::: Supplied entries
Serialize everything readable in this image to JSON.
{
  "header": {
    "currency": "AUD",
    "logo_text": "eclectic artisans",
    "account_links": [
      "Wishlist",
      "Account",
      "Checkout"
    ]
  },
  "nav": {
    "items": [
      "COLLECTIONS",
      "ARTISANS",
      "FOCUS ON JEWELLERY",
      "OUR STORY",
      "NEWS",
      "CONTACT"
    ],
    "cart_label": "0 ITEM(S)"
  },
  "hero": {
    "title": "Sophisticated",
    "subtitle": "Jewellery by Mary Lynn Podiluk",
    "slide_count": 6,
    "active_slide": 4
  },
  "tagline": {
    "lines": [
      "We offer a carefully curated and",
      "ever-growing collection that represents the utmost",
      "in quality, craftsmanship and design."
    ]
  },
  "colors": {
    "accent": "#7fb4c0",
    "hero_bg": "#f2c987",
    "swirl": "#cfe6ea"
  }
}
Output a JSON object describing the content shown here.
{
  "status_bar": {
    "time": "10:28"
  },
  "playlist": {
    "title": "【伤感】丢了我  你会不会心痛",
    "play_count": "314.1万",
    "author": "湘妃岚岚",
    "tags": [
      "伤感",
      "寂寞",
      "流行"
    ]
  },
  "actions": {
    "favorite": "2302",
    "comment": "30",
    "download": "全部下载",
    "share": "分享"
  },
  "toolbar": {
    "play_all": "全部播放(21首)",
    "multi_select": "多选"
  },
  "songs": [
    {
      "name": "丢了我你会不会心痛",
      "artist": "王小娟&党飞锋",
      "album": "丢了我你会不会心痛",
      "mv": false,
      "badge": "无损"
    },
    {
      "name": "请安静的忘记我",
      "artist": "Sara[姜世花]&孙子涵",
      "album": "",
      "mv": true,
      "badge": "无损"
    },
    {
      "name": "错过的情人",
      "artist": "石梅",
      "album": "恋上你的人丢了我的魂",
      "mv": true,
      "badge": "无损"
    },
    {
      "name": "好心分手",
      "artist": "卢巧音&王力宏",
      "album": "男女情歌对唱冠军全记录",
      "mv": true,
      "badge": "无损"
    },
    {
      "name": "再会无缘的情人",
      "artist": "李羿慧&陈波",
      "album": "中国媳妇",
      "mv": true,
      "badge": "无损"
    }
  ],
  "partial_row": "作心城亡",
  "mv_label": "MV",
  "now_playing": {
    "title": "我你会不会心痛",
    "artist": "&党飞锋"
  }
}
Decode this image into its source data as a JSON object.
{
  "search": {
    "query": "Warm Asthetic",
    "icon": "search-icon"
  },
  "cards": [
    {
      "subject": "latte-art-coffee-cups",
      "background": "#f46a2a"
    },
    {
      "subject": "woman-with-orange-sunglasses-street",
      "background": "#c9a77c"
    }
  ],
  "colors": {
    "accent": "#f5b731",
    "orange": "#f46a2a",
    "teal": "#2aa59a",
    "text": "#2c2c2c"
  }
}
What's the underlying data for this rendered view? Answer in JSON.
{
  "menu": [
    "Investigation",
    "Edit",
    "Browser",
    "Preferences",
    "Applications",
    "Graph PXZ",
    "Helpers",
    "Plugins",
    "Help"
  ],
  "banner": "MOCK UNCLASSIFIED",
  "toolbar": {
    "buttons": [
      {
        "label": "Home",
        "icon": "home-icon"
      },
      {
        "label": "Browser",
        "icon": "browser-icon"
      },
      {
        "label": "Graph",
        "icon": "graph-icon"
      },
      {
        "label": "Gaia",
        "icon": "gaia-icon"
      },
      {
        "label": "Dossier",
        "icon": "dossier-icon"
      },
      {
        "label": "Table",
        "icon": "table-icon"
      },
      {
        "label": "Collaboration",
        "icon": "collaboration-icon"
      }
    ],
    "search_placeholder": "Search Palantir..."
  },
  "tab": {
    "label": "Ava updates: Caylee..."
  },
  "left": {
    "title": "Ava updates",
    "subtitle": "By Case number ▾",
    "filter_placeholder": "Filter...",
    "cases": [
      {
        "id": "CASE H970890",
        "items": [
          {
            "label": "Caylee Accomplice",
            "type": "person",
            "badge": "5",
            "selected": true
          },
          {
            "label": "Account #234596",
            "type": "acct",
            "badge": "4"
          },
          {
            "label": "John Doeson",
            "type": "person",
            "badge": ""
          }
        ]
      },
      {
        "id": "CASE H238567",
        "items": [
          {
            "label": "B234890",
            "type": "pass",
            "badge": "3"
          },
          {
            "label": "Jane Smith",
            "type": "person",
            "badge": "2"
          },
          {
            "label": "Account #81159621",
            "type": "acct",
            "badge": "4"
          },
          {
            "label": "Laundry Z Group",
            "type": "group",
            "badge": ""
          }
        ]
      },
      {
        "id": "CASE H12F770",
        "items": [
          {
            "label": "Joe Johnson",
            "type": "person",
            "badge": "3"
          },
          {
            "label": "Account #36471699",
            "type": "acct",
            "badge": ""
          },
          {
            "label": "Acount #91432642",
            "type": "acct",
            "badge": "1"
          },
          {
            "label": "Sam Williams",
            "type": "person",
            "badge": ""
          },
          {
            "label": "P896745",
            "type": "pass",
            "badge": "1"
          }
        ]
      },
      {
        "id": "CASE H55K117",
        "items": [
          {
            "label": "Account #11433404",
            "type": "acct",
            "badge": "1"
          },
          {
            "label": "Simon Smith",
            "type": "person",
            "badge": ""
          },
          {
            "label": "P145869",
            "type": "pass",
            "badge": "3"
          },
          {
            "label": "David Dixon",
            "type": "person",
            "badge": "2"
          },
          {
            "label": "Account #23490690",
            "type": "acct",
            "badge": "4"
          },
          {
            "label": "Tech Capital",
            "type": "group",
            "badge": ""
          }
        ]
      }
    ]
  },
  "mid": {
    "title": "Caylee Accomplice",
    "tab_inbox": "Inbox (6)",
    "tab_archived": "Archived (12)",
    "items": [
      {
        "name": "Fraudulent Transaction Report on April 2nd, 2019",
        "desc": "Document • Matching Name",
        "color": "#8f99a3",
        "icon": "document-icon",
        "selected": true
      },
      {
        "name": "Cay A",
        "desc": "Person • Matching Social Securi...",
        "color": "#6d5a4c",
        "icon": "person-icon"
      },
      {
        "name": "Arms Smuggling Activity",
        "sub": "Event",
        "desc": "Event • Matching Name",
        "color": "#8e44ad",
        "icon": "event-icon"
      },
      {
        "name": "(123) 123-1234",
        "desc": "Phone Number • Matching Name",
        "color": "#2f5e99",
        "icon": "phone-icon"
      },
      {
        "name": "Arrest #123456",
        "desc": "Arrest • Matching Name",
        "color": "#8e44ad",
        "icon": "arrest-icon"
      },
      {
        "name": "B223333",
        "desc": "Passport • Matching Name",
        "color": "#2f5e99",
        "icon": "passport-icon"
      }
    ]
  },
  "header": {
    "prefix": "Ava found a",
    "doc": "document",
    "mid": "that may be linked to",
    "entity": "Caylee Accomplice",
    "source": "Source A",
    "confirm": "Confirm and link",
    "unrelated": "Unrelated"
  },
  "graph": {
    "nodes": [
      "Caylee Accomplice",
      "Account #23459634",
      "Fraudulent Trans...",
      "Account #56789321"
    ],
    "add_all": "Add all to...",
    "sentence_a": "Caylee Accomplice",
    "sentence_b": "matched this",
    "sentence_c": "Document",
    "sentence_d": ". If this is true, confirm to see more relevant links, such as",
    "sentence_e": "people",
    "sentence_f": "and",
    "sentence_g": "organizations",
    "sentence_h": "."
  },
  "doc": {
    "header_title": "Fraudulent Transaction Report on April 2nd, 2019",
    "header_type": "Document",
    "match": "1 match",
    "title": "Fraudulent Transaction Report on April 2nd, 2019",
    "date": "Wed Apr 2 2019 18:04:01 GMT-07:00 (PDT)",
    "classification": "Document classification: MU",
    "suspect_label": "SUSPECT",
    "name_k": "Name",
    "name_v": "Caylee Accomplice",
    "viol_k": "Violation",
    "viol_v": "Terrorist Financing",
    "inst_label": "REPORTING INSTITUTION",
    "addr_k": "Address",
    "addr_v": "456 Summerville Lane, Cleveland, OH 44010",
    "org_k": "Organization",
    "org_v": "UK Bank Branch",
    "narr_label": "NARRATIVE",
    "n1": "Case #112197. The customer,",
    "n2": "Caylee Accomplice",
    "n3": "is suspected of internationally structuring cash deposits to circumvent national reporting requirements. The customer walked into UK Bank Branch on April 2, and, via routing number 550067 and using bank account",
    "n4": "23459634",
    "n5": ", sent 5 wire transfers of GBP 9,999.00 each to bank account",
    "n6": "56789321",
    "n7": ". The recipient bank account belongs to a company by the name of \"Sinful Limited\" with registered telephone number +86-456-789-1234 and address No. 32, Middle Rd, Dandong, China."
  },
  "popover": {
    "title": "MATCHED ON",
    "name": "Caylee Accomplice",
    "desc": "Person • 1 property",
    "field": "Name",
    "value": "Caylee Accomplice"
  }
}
::::::
- **Written instruction**
Looking at the records above, count the lines where the word "object" appears. State only the number.

- **Reply**
2